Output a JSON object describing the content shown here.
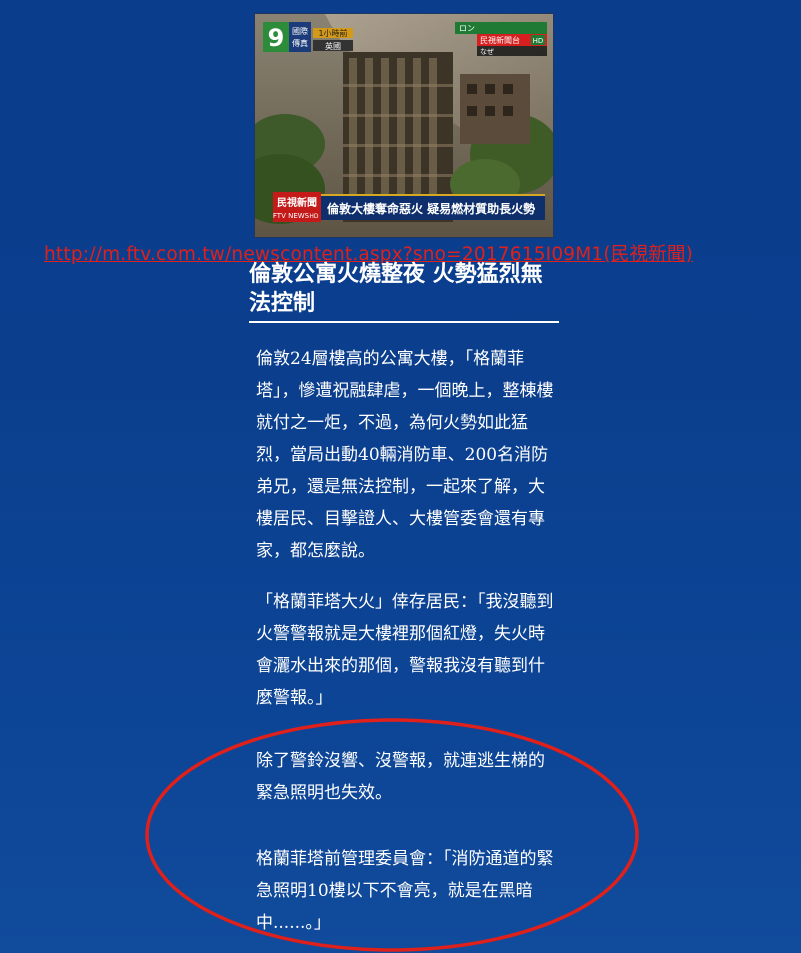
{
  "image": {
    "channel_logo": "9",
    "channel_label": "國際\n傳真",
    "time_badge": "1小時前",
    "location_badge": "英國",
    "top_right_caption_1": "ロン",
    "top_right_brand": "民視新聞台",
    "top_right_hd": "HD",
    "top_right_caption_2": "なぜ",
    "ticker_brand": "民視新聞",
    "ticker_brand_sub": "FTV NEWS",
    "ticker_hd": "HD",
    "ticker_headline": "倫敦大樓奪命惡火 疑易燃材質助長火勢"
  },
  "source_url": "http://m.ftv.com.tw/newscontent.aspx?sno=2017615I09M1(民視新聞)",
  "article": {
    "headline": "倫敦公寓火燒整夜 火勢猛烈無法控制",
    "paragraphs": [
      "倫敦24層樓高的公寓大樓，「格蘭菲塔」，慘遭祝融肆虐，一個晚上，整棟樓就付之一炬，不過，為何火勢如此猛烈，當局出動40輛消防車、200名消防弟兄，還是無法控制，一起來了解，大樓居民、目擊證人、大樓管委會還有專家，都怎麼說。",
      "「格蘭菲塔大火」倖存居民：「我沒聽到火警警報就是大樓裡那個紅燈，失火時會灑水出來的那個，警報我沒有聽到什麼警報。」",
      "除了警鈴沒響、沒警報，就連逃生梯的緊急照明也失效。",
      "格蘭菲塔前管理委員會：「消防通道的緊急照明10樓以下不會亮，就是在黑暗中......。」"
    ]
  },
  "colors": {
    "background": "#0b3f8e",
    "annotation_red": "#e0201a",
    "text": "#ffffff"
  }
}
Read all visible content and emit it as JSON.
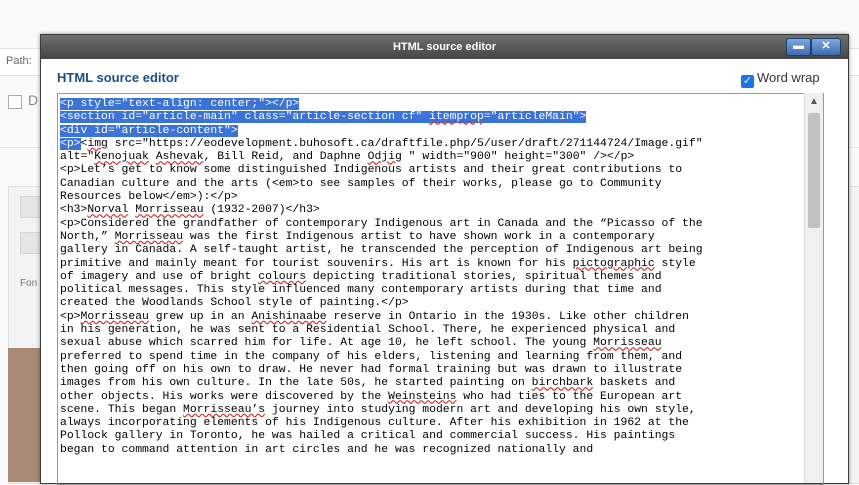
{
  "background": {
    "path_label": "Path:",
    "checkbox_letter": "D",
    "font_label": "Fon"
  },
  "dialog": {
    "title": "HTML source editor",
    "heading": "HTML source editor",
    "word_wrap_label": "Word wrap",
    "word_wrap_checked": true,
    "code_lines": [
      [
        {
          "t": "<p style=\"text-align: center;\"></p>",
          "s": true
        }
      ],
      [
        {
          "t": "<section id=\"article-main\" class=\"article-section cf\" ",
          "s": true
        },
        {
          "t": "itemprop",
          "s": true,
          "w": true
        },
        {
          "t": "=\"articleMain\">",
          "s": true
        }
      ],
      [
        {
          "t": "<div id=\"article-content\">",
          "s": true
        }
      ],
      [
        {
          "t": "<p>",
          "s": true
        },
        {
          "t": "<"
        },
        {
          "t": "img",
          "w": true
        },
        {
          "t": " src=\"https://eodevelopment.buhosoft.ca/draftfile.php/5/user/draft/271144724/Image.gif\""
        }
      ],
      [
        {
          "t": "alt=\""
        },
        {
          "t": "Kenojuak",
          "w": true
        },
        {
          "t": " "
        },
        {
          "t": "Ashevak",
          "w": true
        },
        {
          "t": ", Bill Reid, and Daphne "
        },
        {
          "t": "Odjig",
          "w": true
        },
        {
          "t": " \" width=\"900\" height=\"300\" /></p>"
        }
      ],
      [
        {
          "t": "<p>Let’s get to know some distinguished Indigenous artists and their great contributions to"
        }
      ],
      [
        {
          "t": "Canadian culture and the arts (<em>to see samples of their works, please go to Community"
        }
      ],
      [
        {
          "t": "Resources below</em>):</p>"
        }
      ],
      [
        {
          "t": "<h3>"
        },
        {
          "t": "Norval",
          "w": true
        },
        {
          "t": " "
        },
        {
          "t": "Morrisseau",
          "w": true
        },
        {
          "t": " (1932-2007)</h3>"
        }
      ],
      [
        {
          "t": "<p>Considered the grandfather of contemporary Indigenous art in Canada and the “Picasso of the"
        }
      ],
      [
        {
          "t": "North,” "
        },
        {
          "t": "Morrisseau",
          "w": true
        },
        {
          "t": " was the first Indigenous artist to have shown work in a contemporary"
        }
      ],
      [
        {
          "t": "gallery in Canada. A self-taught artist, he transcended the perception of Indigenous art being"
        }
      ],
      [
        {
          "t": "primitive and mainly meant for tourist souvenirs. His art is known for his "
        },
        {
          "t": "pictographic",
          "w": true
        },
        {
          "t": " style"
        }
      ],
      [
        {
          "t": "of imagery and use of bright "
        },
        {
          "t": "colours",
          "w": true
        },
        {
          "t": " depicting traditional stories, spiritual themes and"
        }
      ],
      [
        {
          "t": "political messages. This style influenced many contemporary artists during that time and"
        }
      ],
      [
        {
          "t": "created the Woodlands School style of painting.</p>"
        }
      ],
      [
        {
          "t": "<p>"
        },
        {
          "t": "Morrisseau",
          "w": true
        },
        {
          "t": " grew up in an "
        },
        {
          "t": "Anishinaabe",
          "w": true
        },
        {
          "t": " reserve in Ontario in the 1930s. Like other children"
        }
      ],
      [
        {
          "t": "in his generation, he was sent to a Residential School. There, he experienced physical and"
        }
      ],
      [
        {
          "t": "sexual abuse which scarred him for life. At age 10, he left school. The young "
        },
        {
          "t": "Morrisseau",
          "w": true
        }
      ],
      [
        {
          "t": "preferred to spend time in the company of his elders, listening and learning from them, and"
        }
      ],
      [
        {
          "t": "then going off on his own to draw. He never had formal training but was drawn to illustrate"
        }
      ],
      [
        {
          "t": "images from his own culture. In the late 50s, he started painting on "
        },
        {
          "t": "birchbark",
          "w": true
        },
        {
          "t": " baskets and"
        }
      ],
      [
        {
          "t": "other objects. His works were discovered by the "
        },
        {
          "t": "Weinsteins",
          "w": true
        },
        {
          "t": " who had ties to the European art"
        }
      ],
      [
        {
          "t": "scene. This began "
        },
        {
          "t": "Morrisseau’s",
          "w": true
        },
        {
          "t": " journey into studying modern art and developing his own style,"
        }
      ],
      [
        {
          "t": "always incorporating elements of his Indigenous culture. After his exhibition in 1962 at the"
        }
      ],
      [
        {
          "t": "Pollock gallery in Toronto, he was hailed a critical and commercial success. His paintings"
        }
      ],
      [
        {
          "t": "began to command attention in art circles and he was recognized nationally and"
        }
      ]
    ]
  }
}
* * * * * * *
→ **WRITTEN REQUEST**: A faithful copy of the records above is needed, with the pictures left out.

→ **RESULT FOR THIS EXERCISE**:
Output a JSON object describing the content shown here.
{
  "image": {
    "channel_logo": "9",
    "channel_label": "國際\n傳真",
    "time_badge": "1小時前",
    "location_badge": "英國",
    "top_right_caption_1": "ロン",
    "top_right_brand": "民視新聞台",
    "top_right_hd": "HD",
    "top_right_caption_2": "なぜ",
    "ticker_brand": "民視新聞",
    "ticker_brand_sub": "FTV NEWS",
    "ticker_hd": "HD",
    "ticker_headline": "倫敦大樓奪命惡火 疑易燃材質助長火勢"
  },
  "source_url": "http://m.ftv.com.tw/newscontent.aspx?sno=2017615I09M1(民視新聞)",
  "article": {
    "headline": "倫敦公寓火燒整夜 火勢猛烈無法控制",
    "paragraphs": [
      "倫敦24層樓高的公寓大樓，「格蘭菲塔」，慘遭祝融肆虐，一個晚上，整棟樓就付之一炬，不過，為何火勢如此猛烈，當局出動40輛消防車、200名消防弟兄，還是無法控制，一起來了解，大樓居民、目擊證人、大樓管委會還有專家，都怎麼說。",
      "「格蘭菲塔大火」倖存居民：「我沒聽到火警警報就是大樓裡那個紅燈，失火時會灑水出來的那個，警報我沒有聽到什麼警報。」",
      "除了警鈴沒響、沒警報，就連逃生梯的緊急照明也失效。",
      "格蘭菲塔前管理委員會：「消防通道的緊急照明10樓以下不會亮，就是在黑暗中......。」"
    ]
  },
  "colors": {
    "background": "#0b3f8e",
    "annotation_red": "#e0201a",
    "text": "#ffffff"
  }
}
Read all visible content and emit it as JSON.
{
  "background": {
    "path_label": "Path:",
    "checkbox_letter": "D",
    "font_label": "Fon"
  },
  "dialog": {
    "title": "HTML source editor",
    "heading": "HTML source editor",
    "word_wrap_label": "Word wrap",
    "word_wrap_checked": true,
    "code_lines": [
      [
        {
          "t": "<p style=\"text-align: center;\"></p>",
          "s": true
        }
      ],
      [
        {
          "t": "<section id=\"article-main\" class=\"article-section cf\" ",
          "s": true
        },
        {
          "t": "itemprop",
          "s": true,
          "w": true
        },
        {
          "t": "=\"articleMain\">",
          "s": true
        }
      ],
      [
        {
          "t": "<div id=\"article-content\">",
          "s": true
        }
      ],
      [
        {
          "t": "<p>",
          "s": true
        },
        {
          "t": "<"
        },
        {
          "t": "img",
          "w": true
        },
        {
          "t": " src=\"https://eodevelopment.buhosoft.ca/draftfile.php/5/user/draft/271144724/Image.gif\""
        }
      ],
      [
        {
          "t": "alt=\""
        },
        {
          "t": "Kenojuak",
          "w": true
        },
        {
          "t": " "
        },
        {
          "t": "Ashevak",
          "w": true
        },
        {
          "t": ", Bill Reid, and Daphne "
        },
        {
          "t": "Odjig",
          "w": true
        },
        {
          "t": " \" width=\"900\" height=\"300\" /></p>"
        }
      ],
      [
        {
          "t": "<p>Let’s get to know some distinguished Indigenous artists and their great contributions to"
        }
      ],
      [
        {
          "t": "Canadian culture and the arts (<em>to see samples of their works, please go to Community"
        }
      ],
      [
        {
          "t": "Resources below</em>):</p>"
        }
      ],
      [
        {
          "t": "<h3>"
        },
        {
          "t": "Norval",
          "w": true
        },
        {
          "t": " "
        },
        {
          "t": "Morrisseau",
          "w": true
        },
        {
          "t": " (1932-2007)</h3>"
        }
      ],
      [
        {
          "t": "<p>Considered the grandfather of contemporary Indigenous art in Canada and the “Picasso of the"
        }
      ],
      [
        {
          "t": "North,” "
        },
        {
          "t": "Morrisseau",
          "w": true
        },
        {
          "t": " was the first Indigenous artist to have shown work in a contemporary"
        }
      ],
      [
        {
          "t": "gallery in Canada. A self-taught artist, he transcended the perception of Indigenous art being"
        }
      ],
      [
        {
          "t": "primitive and mainly meant for tourist souvenirs. His art is known for his "
        },
        {
          "t": "pictographic",
          "w": true
        },
        {
          "t": " style"
        }
      ],
      [
        {
          "t": "of imagery and use of bright "
        },
        {
          "t": "colours",
          "w": true
        },
        {
          "t": " depicting traditional stories, spiritual themes and"
        }
      ],
      [
        {
          "t": "political messages. This style influenced many contemporary artists during that time and"
        }
      ],
      [
        {
          "t": "created the Woodlands School style of painting.</p>"
        }
      ],
      [
        {
          "t": "<p>"
        },
        {
          "t": "Morrisseau",
          "w": true
        },
        {
          "t": " grew up in an "
        },
        {
          "t": "Anishinaabe",
          "w": true
        },
        {
          "t": " reserve in Ontario in the 1930s. Like other children"
        }
      ],
      [
        {
          "t": "in his generation, he was sent to a Residential School. There, he experienced physical and"
        }
      ],
      [
        {
          "t": "sexual abuse which scarred him for life. At age 10, he left school. The young "
        },
        {
          "t": "Morrisseau",
          "w": true
        }
      ],
      [
        {
          "t": "preferred to spend time in the company of his elders, listening and learning from them, and"
        }
      ],
      [
        {
          "t": "then going off on his own to draw. He never had formal training but was drawn to illustrate"
        }
      ],
      [
        {
          "t": "images from his own culture. In the late 50s, he started painting on "
        },
        {
          "t": "birchbark",
          "w": true
        },
        {
          "t": " baskets and"
        }
      ],
      [
        {
          "t": "other objects. His works were discovered by the "
        },
        {
          "t": "Weinsteins",
          "w": true
        },
        {
          "t": " who had ties to the European art"
        }
      ],
      [
        {
          "t": "scene. This began "
        },
        {
          "t": "Morrisseau’s",
          "w": true
        },
        {
          "t": " journey into studying modern art and developing his own style,"
        }
      ],
      [
        {
          "t": "always incorporating elements of his Indigenous culture. After his exhibition in 1962 at the"
        }
      ],
      [
        {
          "t": "Pollock gallery in Toronto, he was hailed a critical and commercial success. His paintings"
        }
      ],
      [
        {
          "t": "began to command attention in art circles and he was recognized nationally and"
        }
      ]
    ]
  }
}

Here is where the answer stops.